**Exercise inputs**

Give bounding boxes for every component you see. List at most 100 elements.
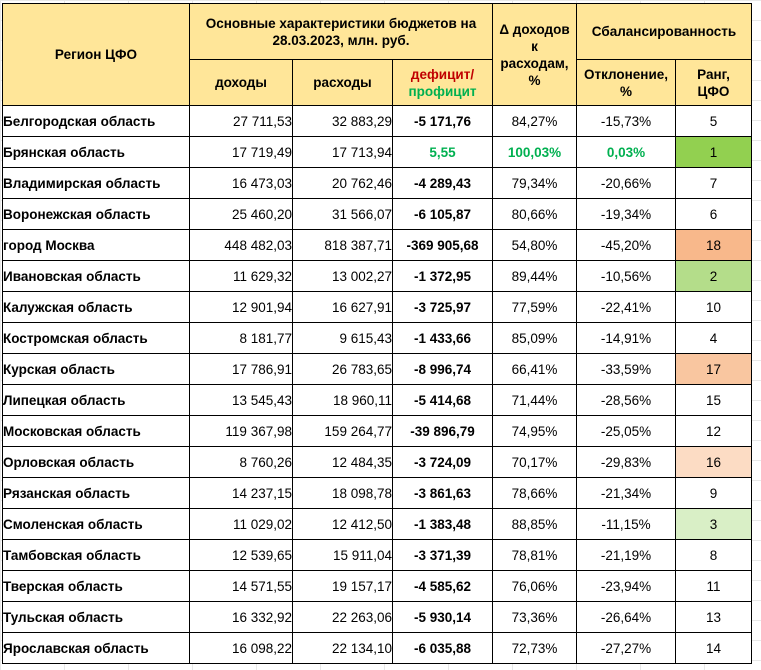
expense-cell[interactable]: 32 883,29 — [292, 105, 393, 137]
ratio-cell[interactable]: 70,17% — [492, 446, 577, 478]
ratio-cell[interactable]: 84,27% — [492, 105, 577, 137]
ratio-cell[interactable]: 77,59% — [492, 291, 577, 323]
rank-cell[interactable]: 17 — [675, 353, 752, 385]
ratio-cell[interactable]: 76,06% — [492, 570, 577, 602]
expense-cell[interactable]: 22 263,06 — [292, 601, 393, 633]
region-cell[interactable]: Тверская область — [2, 570, 190, 602]
income-cell[interactable]: 448 482,03 — [189, 229, 293, 261]
deviation-cell[interactable]: -29,83% — [576, 446, 676, 478]
ratio-cell[interactable]: 66,41% — [492, 353, 577, 385]
rank-cell[interactable]: 14 — [675, 632, 752, 664]
income-cell[interactable]: 17 786,91 — [189, 353, 293, 385]
deviation-cell[interactable]: -21,34% — [576, 477, 676, 509]
rank-cell[interactable]: 11 — [675, 570, 752, 602]
income-cell[interactable]: 16 473,03 — [189, 167, 293, 199]
income-cell[interactable]: 119 367,98 — [189, 415, 293, 447]
balance-cell[interactable]: -3 861,63 — [392, 477, 493, 509]
region-cell[interactable]: Ивановская область — [2, 260, 190, 292]
income-cell[interactable]: 16 098,22 — [189, 632, 293, 664]
rank-cell[interactable]: 3 — [675, 508, 752, 540]
expense-cell[interactable]: 15 911,04 — [292, 539, 393, 571]
expense-cell[interactable]: 16 627,91 — [292, 291, 393, 323]
region-cell[interactable]: Брянская область — [2, 136, 190, 168]
expense-cell[interactable]: 9 615,43 — [292, 322, 393, 354]
deviation-cell[interactable]: -15,73% — [576, 105, 676, 137]
rank-cell[interactable]: 10 — [675, 291, 752, 323]
ratio-cell[interactable]: 78,81% — [492, 539, 577, 571]
balance-cell[interactable]: -1 372,95 — [392, 260, 493, 292]
deviation-cell[interactable]: 0,03% — [576, 136, 676, 168]
balance-cell[interactable]: -4 585,62 — [392, 570, 493, 602]
ratio-cell[interactable]: 72,73% — [492, 632, 577, 664]
region-cell[interactable]: Владимирская область — [2, 167, 190, 199]
balance-cell[interactable]: -3 724,09 — [392, 446, 493, 478]
ratio-cell[interactable]: 73,36% — [492, 601, 577, 633]
income-cell[interactable]: 8 760,26 — [189, 446, 293, 478]
rank-cell[interactable]: 8 — [675, 539, 752, 571]
ratio-cell[interactable]: 80,66% — [492, 198, 577, 230]
ratio-cell[interactable]: 71,44% — [492, 384, 577, 416]
deviation-cell[interactable]: -11,15% — [576, 508, 676, 540]
deviation-cell[interactable]: -26,64% — [576, 601, 676, 633]
income-cell[interactable]: 11 029,02 — [189, 508, 293, 540]
deviation-cell[interactable]: -14,91% — [576, 322, 676, 354]
rank-cell[interactable]: 5 — [675, 105, 752, 137]
balance-cell[interactable]: -6 105,87 — [392, 198, 493, 230]
region-cell[interactable]: Ярославская область — [2, 632, 190, 664]
rank-cell[interactable]: 7 — [675, 167, 752, 199]
balance-cell[interactable]: -3 371,39 — [392, 539, 493, 571]
deviation-cell[interactable]: -20,66% — [576, 167, 676, 199]
expense-cell[interactable]: 18 960,11 — [292, 384, 393, 416]
deviation-cell[interactable]: -27,27% — [576, 632, 676, 664]
expense-cell[interactable]: 20 762,46 — [292, 167, 393, 199]
region-cell[interactable]: Воронежская область — [2, 198, 190, 230]
balance-cell[interactable]: -6 035,88 — [392, 632, 493, 664]
expense-cell[interactable]: 31 566,07 — [292, 198, 393, 230]
ratio-cell[interactable]: 88,85% — [492, 508, 577, 540]
deviation-cell[interactable]: -28,56% — [576, 384, 676, 416]
income-cell[interactable]: 25 460,20 — [189, 198, 293, 230]
income-cell[interactable]: 17 719,49 — [189, 136, 293, 168]
deviation-cell[interactable]: -23,94% — [576, 570, 676, 602]
expense-cell[interactable]: 18 098,78 — [292, 477, 393, 509]
balance-cell[interactable]: -369 905,68 — [392, 229, 493, 261]
ratio-cell[interactable]: 78,66% — [492, 477, 577, 509]
expense-cell[interactable]: 159 264,77 — [292, 415, 393, 447]
expense-cell[interactable]: 19 157,17 — [292, 570, 393, 602]
deviation-cell[interactable]: -33,59% — [576, 353, 676, 385]
income-cell[interactable]: 12 901,94 — [189, 291, 293, 323]
balance-cell[interactable]: -1 433,66 — [392, 322, 493, 354]
income-cell[interactable]: 8 181,77 — [189, 322, 293, 354]
income-cell[interactable]: 11 629,32 — [189, 260, 293, 292]
region-cell[interactable]: город Москва — [2, 229, 190, 261]
ratio-cell[interactable]: 85,09% — [492, 322, 577, 354]
expense-cell[interactable]: 12 412,50 — [292, 508, 393, 540]
expense-cell[interactable]: 22 134,10 — [292, 632, 393, 664]
deviation-cell[interactable]: -22,41% — [576, 291, 676, 323]
balance-cell[interactable]: -4 289,43 — [392, 167, 493, 199]
balance-cell[interactable]: -5 930,14 — [392, 601, 493, 633]
rank-cell[interactable]: 4 — [675, 322, 752, 354]
income-cell[interactable]: 14 571,55 — [189, 570, 293, 602]
deviation-cell[interactable]: -19,34% — [576, 198, 676, 230]
region-cell[interactable]: Курская область — [2, 353, 190, 385]
rank-cell[interactable]: 12 — [675, 415, 752, 447]
deviation-cell[interactable]: -25,05% — [576, 415, 676, 447]
region-cell[interactable]: Калужская область — [2, 291, 190, 323]
income-cell[interactable]: 27 711,53 — [189, 105, 293, 137]
ratio-cell[interactable]: 89,44% — [492, 260, 577, 292]
expense-cell[interactable]: 818 387,71 — [292, 229, 393, 261]
expense-cell[interactable]: 26 783,65 — [292, 353, 393, 385]
income-cell[interactable]: 14 237,15 — [189, 477, 293, 509]
balance-cell[interactable]: 5,55 — [392, 136, 493, 168]
rank-cell[interactable]: 9 — [675, 477, 752, 509]
expense-cell[interactable]: 17 713,94 — [292, 136, 393, 168]
region-cell[interactable]: Липецкая область — [2, 384, 190, 416]
deviation-cell[interactable]: -45,20% — [576, 229, 676, 261]
region-cell[interactable]: Костромская область — [2, 322, 190, 354]
expense-cell[interactable]: 12 484,35 — [292, 446, 393, 478]
expense-cell[interactable]: 13 002,27 — [292, 260, 393, 292]
balance-cell[interactable]: -1 383,48 — [392, 508, 493, 540]
region-cell[interactable]: Орловская область — [2, 446, 190, 478]
region-cell[interactable]: Рязанская область — [2, 477, 190, 509]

**Direction**
Report how many of the lines above contain the string "область". Case counts, and the reply should be the number alone.

**Completed task**
12